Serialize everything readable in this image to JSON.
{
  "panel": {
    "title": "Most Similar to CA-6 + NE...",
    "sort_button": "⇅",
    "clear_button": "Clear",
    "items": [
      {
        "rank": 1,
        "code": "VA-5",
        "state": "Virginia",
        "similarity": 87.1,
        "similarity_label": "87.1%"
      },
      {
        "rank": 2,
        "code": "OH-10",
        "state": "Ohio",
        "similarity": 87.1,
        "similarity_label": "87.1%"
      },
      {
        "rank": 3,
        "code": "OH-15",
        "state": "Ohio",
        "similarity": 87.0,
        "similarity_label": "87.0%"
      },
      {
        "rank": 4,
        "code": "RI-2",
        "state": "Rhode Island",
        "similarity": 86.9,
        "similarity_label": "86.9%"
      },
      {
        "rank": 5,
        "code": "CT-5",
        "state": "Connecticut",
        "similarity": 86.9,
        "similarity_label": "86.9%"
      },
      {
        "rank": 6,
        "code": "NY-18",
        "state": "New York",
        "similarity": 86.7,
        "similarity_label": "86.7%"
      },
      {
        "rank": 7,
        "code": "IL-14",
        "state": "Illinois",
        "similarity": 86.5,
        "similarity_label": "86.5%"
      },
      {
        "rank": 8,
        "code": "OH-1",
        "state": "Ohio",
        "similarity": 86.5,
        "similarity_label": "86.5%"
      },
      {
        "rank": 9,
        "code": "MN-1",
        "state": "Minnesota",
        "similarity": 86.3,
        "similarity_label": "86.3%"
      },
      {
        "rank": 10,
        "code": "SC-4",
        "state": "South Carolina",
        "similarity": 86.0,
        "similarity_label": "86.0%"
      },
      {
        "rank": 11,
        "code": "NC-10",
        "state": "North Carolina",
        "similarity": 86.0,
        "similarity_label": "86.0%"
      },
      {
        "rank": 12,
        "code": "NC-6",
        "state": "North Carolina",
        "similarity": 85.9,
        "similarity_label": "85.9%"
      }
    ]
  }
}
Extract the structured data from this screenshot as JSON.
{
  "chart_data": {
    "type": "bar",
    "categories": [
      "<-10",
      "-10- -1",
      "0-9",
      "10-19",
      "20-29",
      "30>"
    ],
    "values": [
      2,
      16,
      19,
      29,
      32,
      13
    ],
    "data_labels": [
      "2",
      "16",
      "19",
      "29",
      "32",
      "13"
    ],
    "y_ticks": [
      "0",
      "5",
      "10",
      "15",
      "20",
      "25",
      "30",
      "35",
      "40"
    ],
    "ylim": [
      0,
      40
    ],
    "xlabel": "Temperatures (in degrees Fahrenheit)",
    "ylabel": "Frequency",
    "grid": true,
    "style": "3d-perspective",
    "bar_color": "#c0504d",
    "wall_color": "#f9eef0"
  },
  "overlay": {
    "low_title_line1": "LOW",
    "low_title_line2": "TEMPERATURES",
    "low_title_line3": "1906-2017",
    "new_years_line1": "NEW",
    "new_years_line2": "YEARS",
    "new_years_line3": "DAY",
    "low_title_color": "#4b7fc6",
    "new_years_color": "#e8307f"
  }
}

------------------------------

> GIVEN REQUEST
Pull out each line containing the word "rank" and copy it.

> ANSWER
        "rank": 1,
        "rank": 2,
        "rank": 3,
        "rank": 4,
        "rank": 5,
        "rank": 6,
        "rank": 7,
        "rank": 8,
        "rank": 9,
        "rank": 10,
        "rank": 11,
        "rank": 12,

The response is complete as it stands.